Source records:
────

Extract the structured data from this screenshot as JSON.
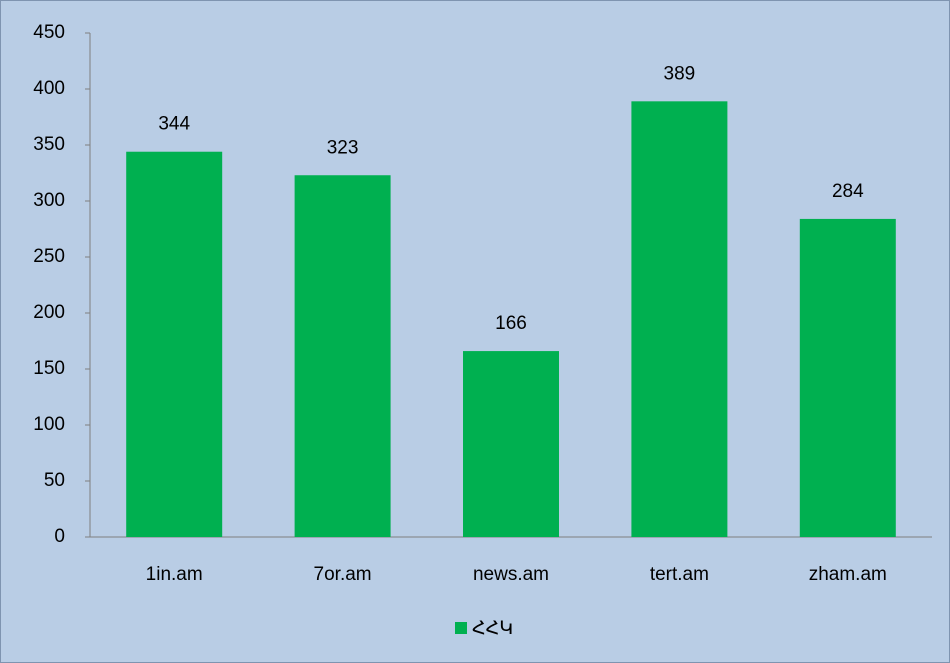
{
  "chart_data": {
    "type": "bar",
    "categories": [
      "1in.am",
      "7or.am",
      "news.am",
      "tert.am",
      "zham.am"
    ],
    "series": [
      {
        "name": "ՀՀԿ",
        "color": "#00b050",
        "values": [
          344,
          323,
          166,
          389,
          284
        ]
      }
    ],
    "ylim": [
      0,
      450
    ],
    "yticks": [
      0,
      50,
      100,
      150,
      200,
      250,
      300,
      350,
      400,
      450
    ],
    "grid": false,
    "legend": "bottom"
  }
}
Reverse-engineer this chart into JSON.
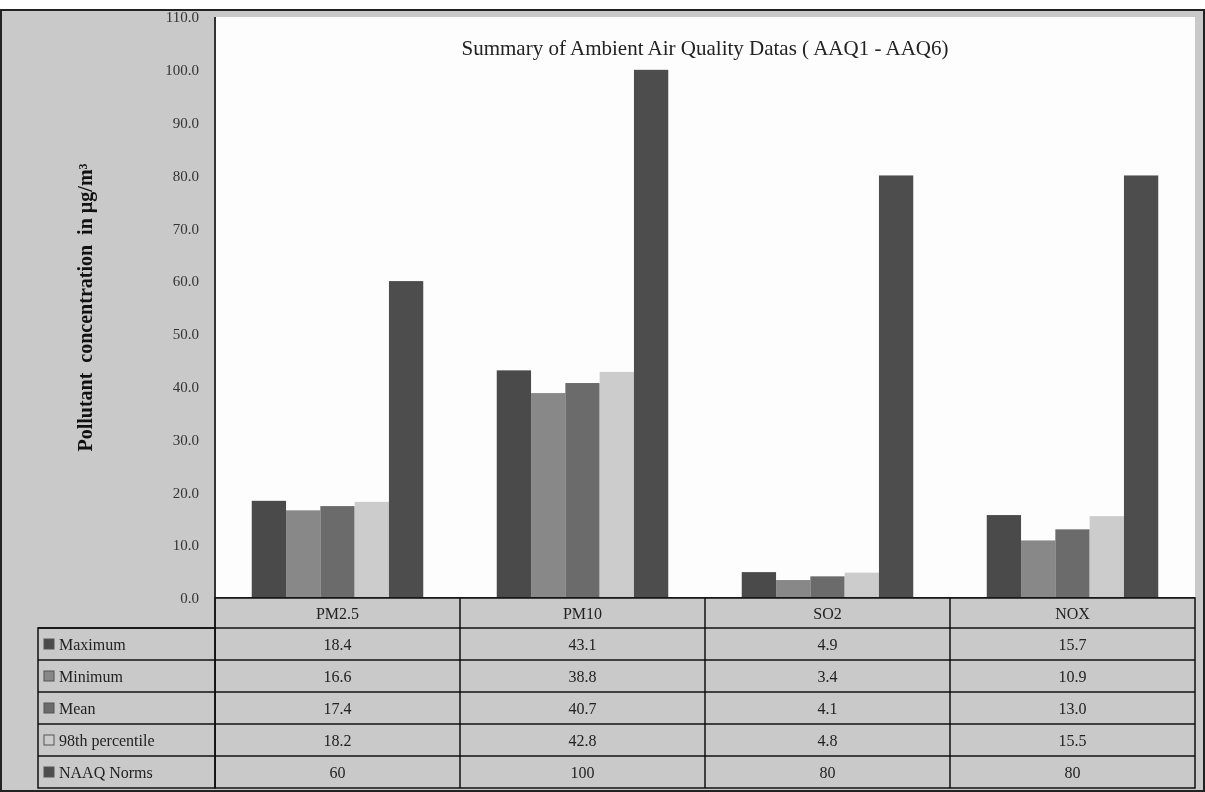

────

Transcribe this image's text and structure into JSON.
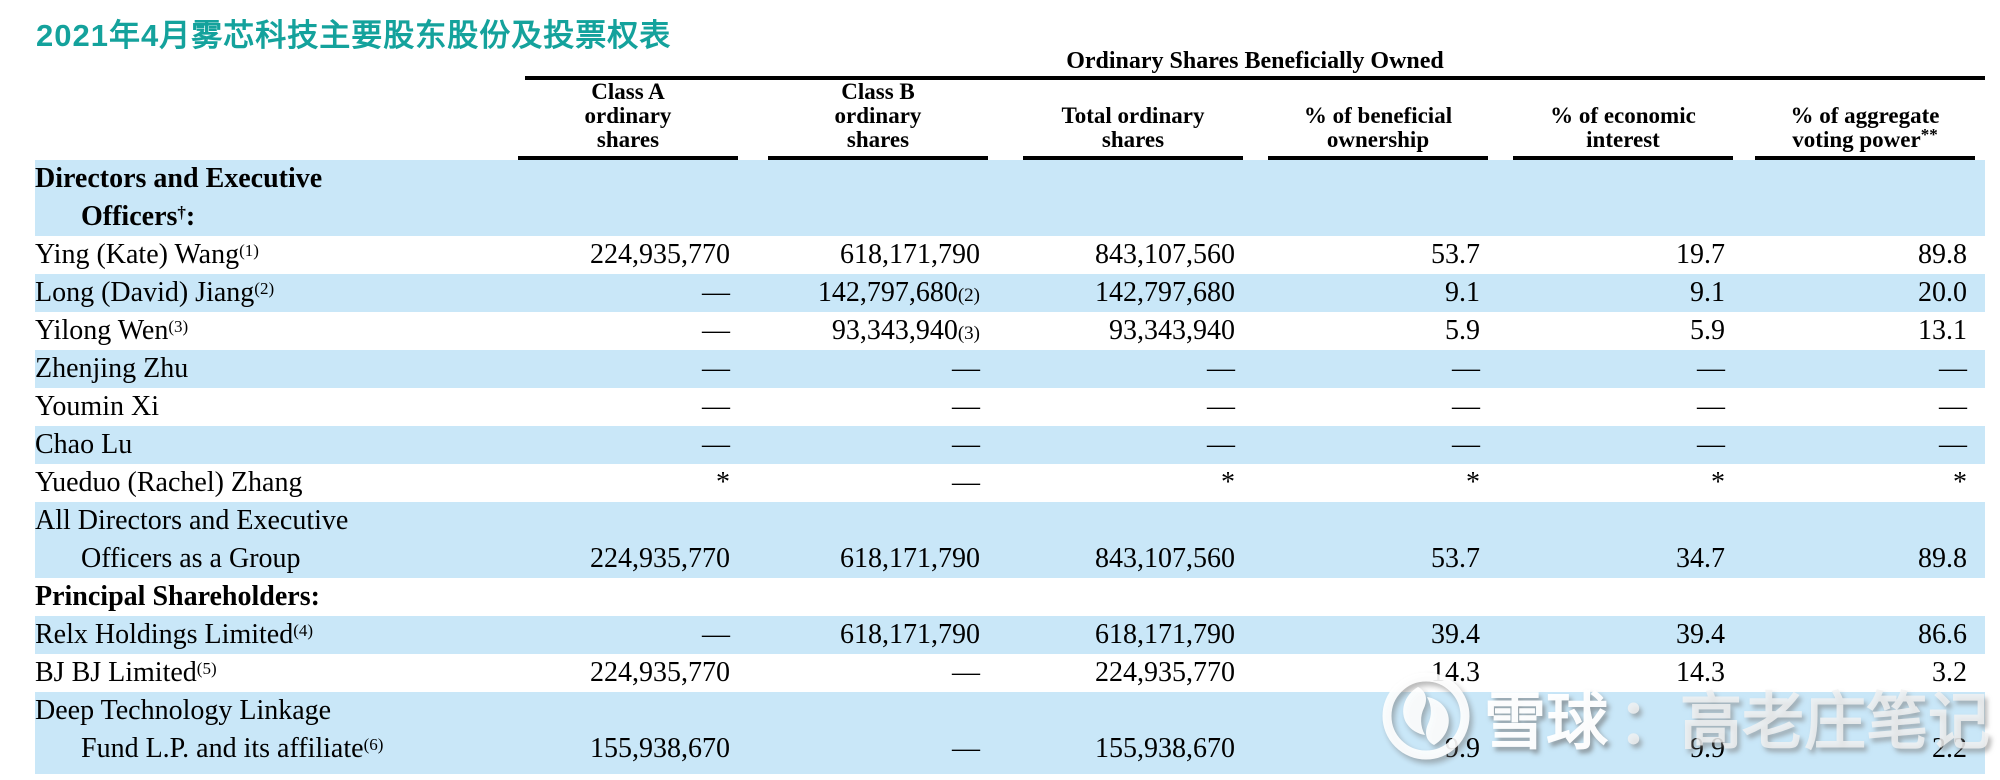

────

Brief:
Taking the entries above, extract every line from the one bearing "Extract the structured" through the one bearing "Reverse-engineer this chart into JSON.", exactly, with no pictures.

Written answer:
Extract the structured data from this screenshot as JSON.
{
  "chart_data": {
    "type": "bar",
    "categories": [
      "1in.am",
      "7or.am",
      "news.am",
      "tert.am",
      "zham.am"
    ],
    "series": [
      {
        "name": "ՀՀԿ",
        "color": "#00b050",
        "values": [
          344,
          323,
          166,
          389,
          284
        ]
      }
    ],
    "ylim": [
      0,
      450
    ],
    "yticks": [
      0,
      50,
      100,
      150,
      200,
      250,
      300,
      350,
      400,
      450
    ],
    "grid": false,
    "legend": "bottom"
  }
}
Reverse-engineer this chart into JSON.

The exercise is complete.